WHAT THE TASK REQUIRES: Exactly reproduce the entries, dropping any pictures from your copy.

━━━━━ RECORDS FOR THE EXERCISE ━━━━━

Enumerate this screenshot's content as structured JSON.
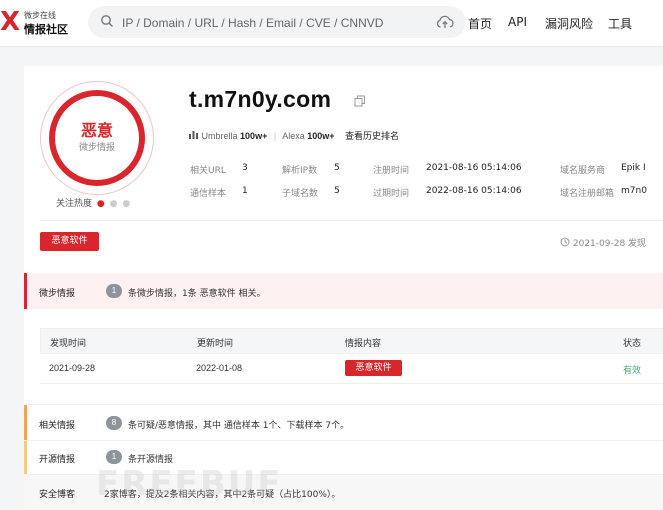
{
  "logo": {
    "mark": "X",
    "line1": "微步在线",
    "line2": "情报社区"
  },
  "search": {
    "placeholder": "IP / Domain / URL / Hash / Email / CVE / CNNVD"
  },
  "nav": {
    "home": "首页",
    "api": "API",
    "vuln": "漏洞风险",
    "tools": "工具"
  },
  "verdict": {
    "label": "恶意",
    "source": "微步情报",
    "heat_label": "关注热度",
    "heat_level": 1,
    "heat_max": 3
  },
  "domain": "t.m7n0y.com",
  "ranks": {
    "umbrella_label": "Umbrella",
    "umbrella_value": "100w+",
    "alexa_label": "Alexa",
    "alexa_value": "100w+",
    "history_link": "查看历史排名"
  },
  "info": {
    "related_url_label": "相关URL",
    "related_url_value": "3",
    "resolved_ip_label": "解析IP数",
    "resolved_ip_value": "5",
    "reg_time_label": "注册时间",
    "reg_time_value": "2021-08-16 05:14:06",
    "registrar_label": "域名服务商",
    "registrar_value": "Epik I",
    "comm_sample_label": "通信样本",
    "comm_sample_value": "1",
    "subdomain_label": "子域名数",
    "subdomain_value": "5",
    "exp_time_label": "过期时间",
    "exp_time_value": "2022-08-16 05:14:06",
    "reg_email_label": "域名注册邮箱",
    "reg_email_value": "m7n0"
  },
  "tag": "恶意软件",
  "discover": "2021-09-28 发现",
  "weibu": {
    "label": "微步情报",
    "count": "1",
    "desc": "条微步情报，1条 恶意软件 相关。"
  },
  "table": {
    "headers": [
      "发现时间",
      "更新时间",
      "情报内容",
      "状态"
    ],
    "rows": [
      {
        "found": "2021-09-28",
        "updated": "2022-01-08",
        "content": "恶意软件",
        "status": "有效"
      }
    ]
  },
  "related": {
    "label": "相关情报",
    "count": "8",
    "desc": "条可疑/恶意情报，其中 通信样本 1个、下载样本 7个。"
  },
  "opensource": {
    "label": "开源情报",
    "count": "1",
    "desc": "条开源情报"
  },
  "blog": {
    "label": "安全博客",
    "desc": "2家博客，提及2条相关内容，其中2条可疑（占比100%）。"
  },
  "watermark": "FREEBUF",
  "colors": {
    "accent": "#d9262c",
    "valid": "#3cb371",
    "related_bar": "#f0a35e",
    "opensource_bar": "#f5c98a"
  }
}
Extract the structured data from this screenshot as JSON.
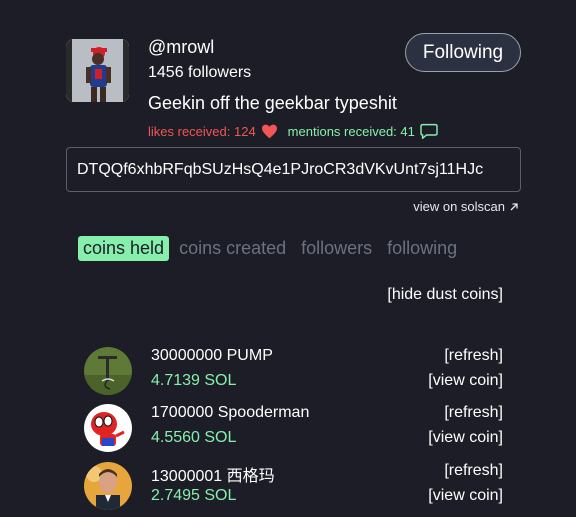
{
  "profile": {
    "username": "@mrowl",
    "followers": "1456 followers",
    "bio": "Geekin off the geekbar typeshit",
    "likes": "likes received: 124",
    "mentions": "mentions received: 41",
    "address": "DTQQf6xhbRFqbSUzHsQ4e1PJroCR3dVKvUnt7sj11HJc",
    "solscan": "view on solscan"
  },
  "follow_button": "Following",
  "tabs": [
    "coins held",
    "coins created",
    "followers",
    "following"
  ],
  "active_tab": "coins held",
  "hide_dust": "[hide dust coins]",
  "coins": [
    {
      "name": "30000000 PUMP",
      "sol": "4.7139 SOL",
      "refresh": "[refresh]",
      "view": "[view coin]"
    },
    {
      "name": "1700000 Spooderman",
      "sol": "4.5560 SOL",
      "refresh": "[refresh]",
      "view": "[view coin]"
    },
    {
      "name": "13000001 西格玛",
      "sol": "2.7495 SOL",
      "refresh": "[refresh]",
      "view": "[view coin]"
    }
  ],
  "colors": {
    "background": "#1c1d26",
    "accent_green": "#86efac",
    "likes_red": "#f25555",
    "muted_tab": "#6b7280"
  }
}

━━━━━

SOLUTION:
Enumerate this screenshot's content as structured JSON.
{
  "logo": {
    "mark": "X",
    "line1": "微步在线",
    "line2": "情报社区"
  },
  "search": {
    "placeholder": "IP / Domain / URL / Hash / Email / CVE / CNNVD"
  },
  "nav": {
    "home": "首页",
    "api": "API",
    "vuln": "漏洞风险",
    "tools": "工具"
  },
  "verdict": {
    "label": "恶意",
    "source": "微步情报",
    "heat_label": "关注热度",
    "heat_level": 1,
    "heat_max": 3
  },
  "domain": "t.m7n0y.com",
  "ranks": {
    "umbrella_label": "Umbrella",
    "umbrella_value": "100w+",
    "alexa_label": "Alexa",
    "alexa_value": "100w+",
    "history_link": "查看历史排名"
  },
  "info": {
    "related_url_label": "相关URL",
    "related_url_value": "3",
    "resolved_ip_label": "解析IP数",
    "resolved_ip_value": "5",
    "reg_time_label": "注册时间",
    "reg_time_value": "2021-08-16 05:14:06",
    "registrar_label": "域名服务商",
    "registrar_value": "Epik I",
    "comm_sample_label": "通信样本",
    "comm_sample_value": "1",
    "subdomain_label": "子域名数",
    "subdomain_value": "5",
    "exp_time_label": "过期时间",
    "exp_time_value": "2022-08-16 05:14:06",
    "reg_email_label": "域名注册邮箱",
    "reg_email_value": "m7n0"
  },
  "tag": "恶意软件",
  "discover": "2021-09-28 发现",
  "weibu": {
    "label": "微步情报",
    "count": "1",
    "desc": "条微步情报，1条 恶意软件 相关。"
  },
  "table": {
    "headers": [
      "发现时间",
      "更新时间",
      "情报内容",
      "状态"
    ],
    "rows": [
      {
        "found": "2021-09-28",
        "updated": "2022-01-08",
        "content": "恶意软件",
        "status": "有效"
      }
    ]
  },
  "related": {
    "label": "相关情报",
    "count": "8",
    "desc": "条可疑/恶意情报，其中 通信样本 1个、下载样本 7个。"
  },
  "opensource": {
    "label": "开源情报",
    "count": "1",
    "desc": "条开源情报"
  },
  "blog": {
    "label": "安全博客",
    "desc": "2家博客，提及2条相关内容，其中2条可疑（占比100%）。"
  },
  "watermark": "FREEBUF",
  "colors": {
    "accent": "#d9262c",
    "valid": "#3cb371",
    "related_bar": "#f0a35e",
    "opensource_bar": "#f5c98a"
  }
}
Extract the structured data from this screenshot as JSON.
{
  "profile": {
    "username": "@mrowl",
    "followers": "1456 followers",
    "bio": "Geekin off the geekbar typeshit",
    "likes": "likes received: 124",
    "mentions": "mentions received: 41",
    "address": "DTQQf6xhbRFqbSUzHsQ4e1PJroCR3dVKvUnt7sj11HJc",
    "solscan": "view on solscan"
  },
  "follow_button": "Following",
  "tabs": [
    "coins held",
    "coins created",
    "followers",
    "following"
  ],
  "active_tab": "coins held",
  "hide_dust": "[hide dust coins]",
  "coins": [
    {
      "name": "30000000 PUMP",
      "sol": "4.7139 SOL",
      "refresh": "[refresh]",
      "view": "[view coin]"
    },
    {
      "name": "1700000 Spooderman",
      "sol": "4.5560 SOL",
      "refresh": "[refresh]",
      "view": "[view coin]"
    },
    {
      "name": "13000001 西格玛",
      "sol": "2.7495 SOL",
      "refresh": "[refresh]",
      "view": "[view coin]"
    }
  ],
  "colors": {
    "background": "#1c1d26",
    "accent_green": "#86efac",
    "likes_red": "#f25555",
    "muted_tab": "#6b7280"
  }
}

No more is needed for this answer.